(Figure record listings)
-- Begin --
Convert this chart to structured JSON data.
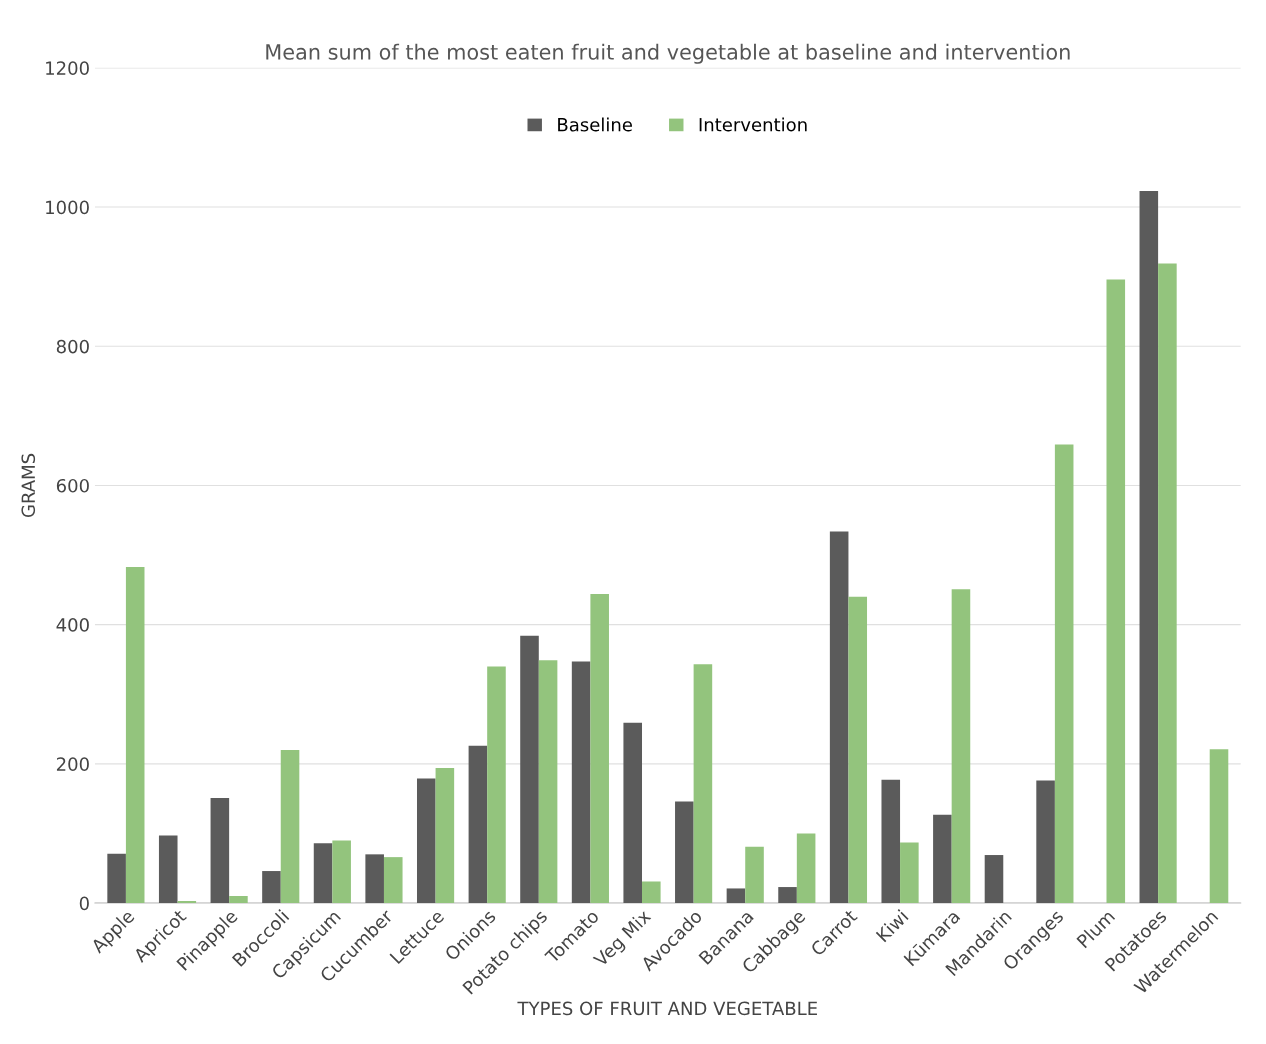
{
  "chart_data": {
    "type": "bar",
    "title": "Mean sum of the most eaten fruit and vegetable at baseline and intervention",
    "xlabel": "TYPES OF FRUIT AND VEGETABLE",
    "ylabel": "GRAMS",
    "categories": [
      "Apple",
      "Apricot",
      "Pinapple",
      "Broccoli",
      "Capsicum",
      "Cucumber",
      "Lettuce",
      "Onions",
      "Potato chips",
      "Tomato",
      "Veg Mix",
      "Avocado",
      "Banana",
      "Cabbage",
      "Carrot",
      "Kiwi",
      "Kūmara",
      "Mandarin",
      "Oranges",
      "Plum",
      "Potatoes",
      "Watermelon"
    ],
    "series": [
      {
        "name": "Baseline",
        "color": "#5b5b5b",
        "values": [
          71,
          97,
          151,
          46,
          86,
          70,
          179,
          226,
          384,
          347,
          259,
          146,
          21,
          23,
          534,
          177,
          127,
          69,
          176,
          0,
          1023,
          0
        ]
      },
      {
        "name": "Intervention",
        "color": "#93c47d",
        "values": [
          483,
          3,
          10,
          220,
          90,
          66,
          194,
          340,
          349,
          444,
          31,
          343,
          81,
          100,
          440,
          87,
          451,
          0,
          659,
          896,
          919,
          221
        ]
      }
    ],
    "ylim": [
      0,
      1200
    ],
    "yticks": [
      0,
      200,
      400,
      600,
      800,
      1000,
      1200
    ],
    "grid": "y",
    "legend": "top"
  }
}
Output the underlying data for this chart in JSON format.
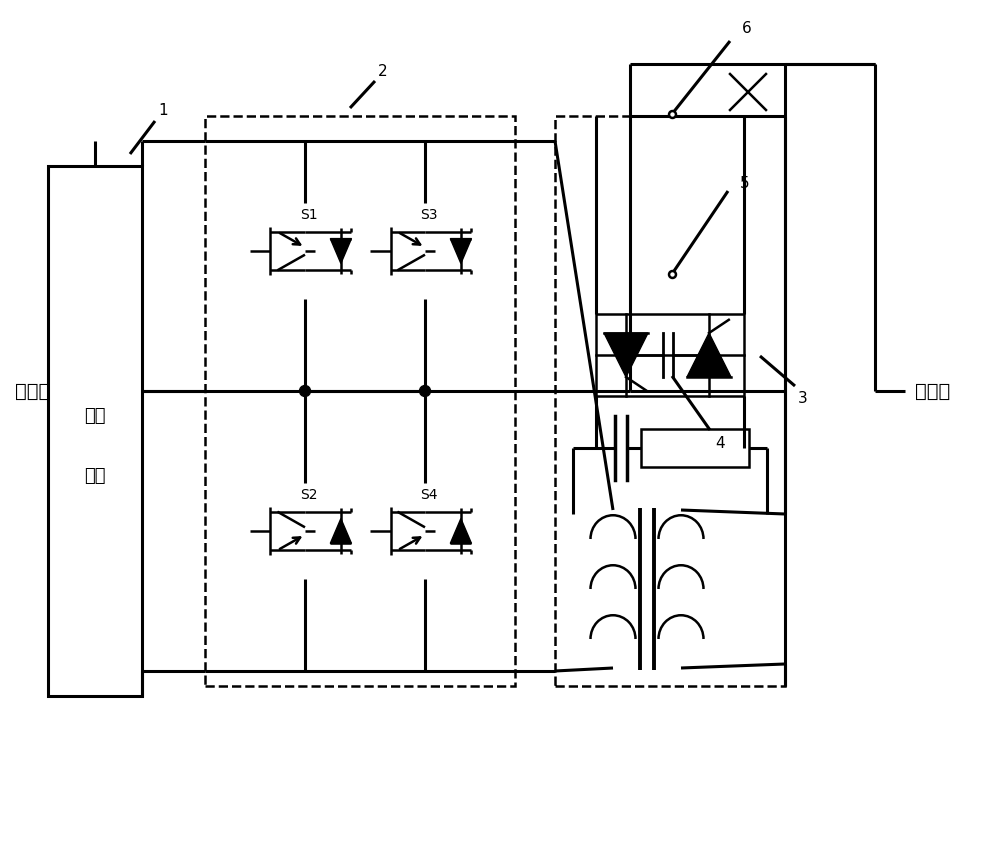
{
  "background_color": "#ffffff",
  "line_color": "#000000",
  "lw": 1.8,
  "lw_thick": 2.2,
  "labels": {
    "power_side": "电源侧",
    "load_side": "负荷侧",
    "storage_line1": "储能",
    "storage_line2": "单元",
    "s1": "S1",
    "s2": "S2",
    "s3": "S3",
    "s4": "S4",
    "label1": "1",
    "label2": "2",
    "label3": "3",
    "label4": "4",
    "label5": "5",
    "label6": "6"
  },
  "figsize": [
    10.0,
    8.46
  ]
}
-- End --
-- Begin --
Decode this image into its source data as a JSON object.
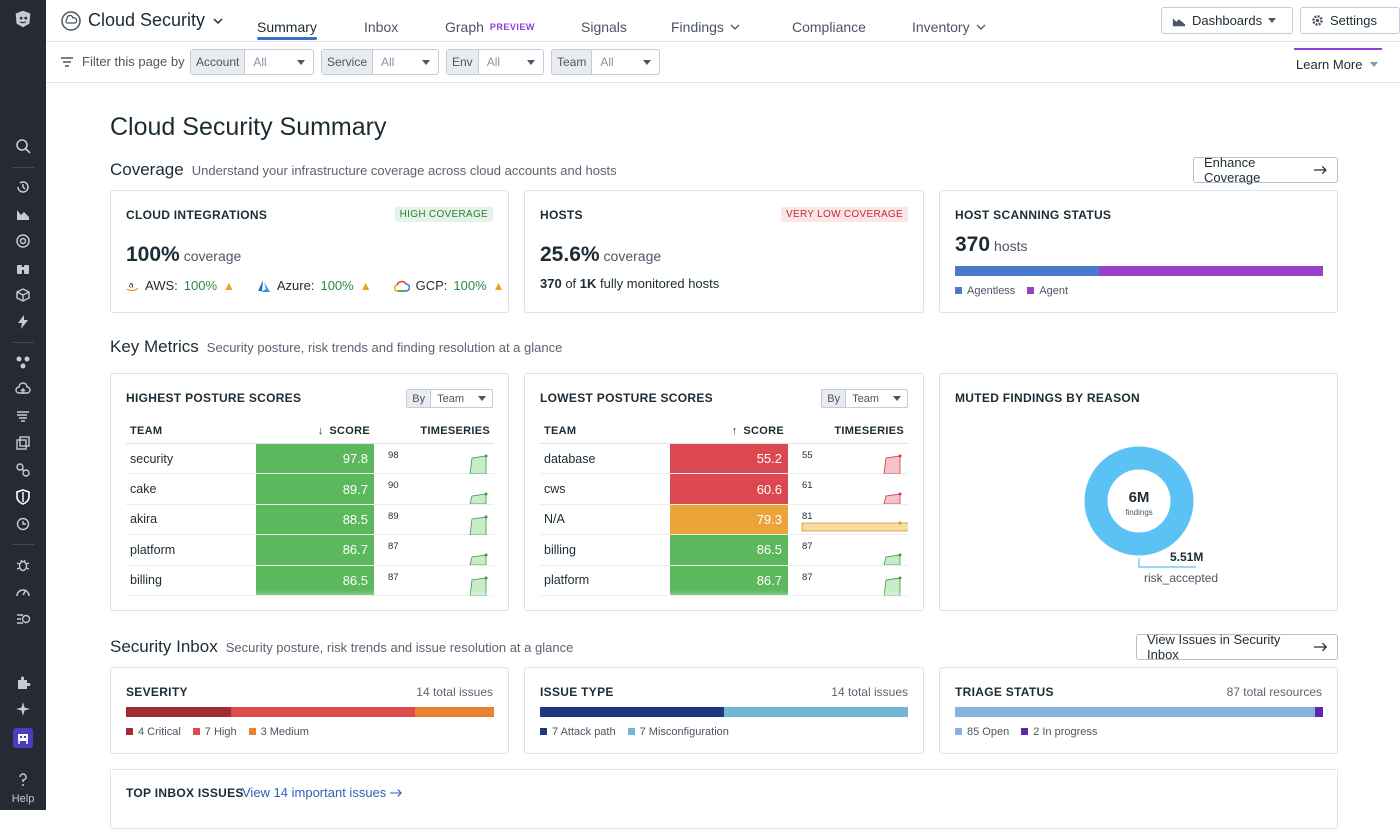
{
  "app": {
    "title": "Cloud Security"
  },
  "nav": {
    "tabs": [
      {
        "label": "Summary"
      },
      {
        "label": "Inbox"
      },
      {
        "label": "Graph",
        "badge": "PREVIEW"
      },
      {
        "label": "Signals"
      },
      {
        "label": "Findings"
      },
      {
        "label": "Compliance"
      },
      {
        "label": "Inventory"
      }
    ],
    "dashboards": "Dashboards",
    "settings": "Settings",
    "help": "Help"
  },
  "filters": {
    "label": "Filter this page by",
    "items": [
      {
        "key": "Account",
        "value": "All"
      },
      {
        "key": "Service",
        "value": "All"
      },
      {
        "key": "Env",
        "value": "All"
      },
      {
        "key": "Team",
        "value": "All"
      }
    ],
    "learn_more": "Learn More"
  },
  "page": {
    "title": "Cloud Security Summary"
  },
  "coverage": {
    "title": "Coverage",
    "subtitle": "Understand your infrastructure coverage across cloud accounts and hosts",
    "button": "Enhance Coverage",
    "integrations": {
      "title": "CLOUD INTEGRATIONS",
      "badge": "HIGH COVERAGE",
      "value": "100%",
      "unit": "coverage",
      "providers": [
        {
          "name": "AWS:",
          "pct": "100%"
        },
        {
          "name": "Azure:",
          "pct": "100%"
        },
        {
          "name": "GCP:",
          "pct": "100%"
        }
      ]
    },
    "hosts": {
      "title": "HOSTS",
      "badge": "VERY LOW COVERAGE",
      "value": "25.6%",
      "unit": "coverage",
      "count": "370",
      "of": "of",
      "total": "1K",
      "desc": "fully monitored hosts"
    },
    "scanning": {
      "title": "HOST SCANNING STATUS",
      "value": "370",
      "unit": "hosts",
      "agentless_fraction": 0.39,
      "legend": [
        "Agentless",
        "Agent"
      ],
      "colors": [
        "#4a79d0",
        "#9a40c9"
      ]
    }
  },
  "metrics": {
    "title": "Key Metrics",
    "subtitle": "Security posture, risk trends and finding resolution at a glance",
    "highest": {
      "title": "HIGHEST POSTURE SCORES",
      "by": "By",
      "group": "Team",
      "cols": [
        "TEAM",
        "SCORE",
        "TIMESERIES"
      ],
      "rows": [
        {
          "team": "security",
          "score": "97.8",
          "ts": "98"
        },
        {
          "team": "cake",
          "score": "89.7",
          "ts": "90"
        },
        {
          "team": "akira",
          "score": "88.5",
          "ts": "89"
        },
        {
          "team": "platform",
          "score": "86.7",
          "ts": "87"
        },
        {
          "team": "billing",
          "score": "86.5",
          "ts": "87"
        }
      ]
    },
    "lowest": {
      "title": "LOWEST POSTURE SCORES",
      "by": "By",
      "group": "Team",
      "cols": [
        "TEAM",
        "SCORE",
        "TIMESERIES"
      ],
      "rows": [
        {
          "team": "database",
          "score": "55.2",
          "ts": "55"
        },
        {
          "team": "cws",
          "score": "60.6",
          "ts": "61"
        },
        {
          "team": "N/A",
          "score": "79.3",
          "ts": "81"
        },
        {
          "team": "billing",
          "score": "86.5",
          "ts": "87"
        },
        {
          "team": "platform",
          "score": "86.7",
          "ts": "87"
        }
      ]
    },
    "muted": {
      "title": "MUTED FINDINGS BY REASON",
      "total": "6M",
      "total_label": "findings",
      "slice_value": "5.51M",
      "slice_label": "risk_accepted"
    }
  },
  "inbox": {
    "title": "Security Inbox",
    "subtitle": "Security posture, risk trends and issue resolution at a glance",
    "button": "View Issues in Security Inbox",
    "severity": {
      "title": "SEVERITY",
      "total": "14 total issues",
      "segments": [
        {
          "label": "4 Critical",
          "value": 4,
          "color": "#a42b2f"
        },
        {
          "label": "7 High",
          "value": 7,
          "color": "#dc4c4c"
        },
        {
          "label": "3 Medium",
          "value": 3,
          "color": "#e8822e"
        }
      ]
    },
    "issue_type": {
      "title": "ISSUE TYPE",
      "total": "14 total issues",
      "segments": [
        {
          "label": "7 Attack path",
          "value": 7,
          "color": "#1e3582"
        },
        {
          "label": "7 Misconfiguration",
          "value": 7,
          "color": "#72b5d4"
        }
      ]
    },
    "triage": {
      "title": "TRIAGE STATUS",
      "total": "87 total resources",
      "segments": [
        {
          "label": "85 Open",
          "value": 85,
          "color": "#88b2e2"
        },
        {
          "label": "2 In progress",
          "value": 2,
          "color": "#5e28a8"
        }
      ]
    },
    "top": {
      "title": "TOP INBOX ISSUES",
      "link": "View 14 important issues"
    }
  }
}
-- End --
◆ Exercise: Pick out all lines containing the string "STATUS".

◆ The result:
      "title": "HOST SCANNING STATUS",
      "title": "TRIAGE STATUS",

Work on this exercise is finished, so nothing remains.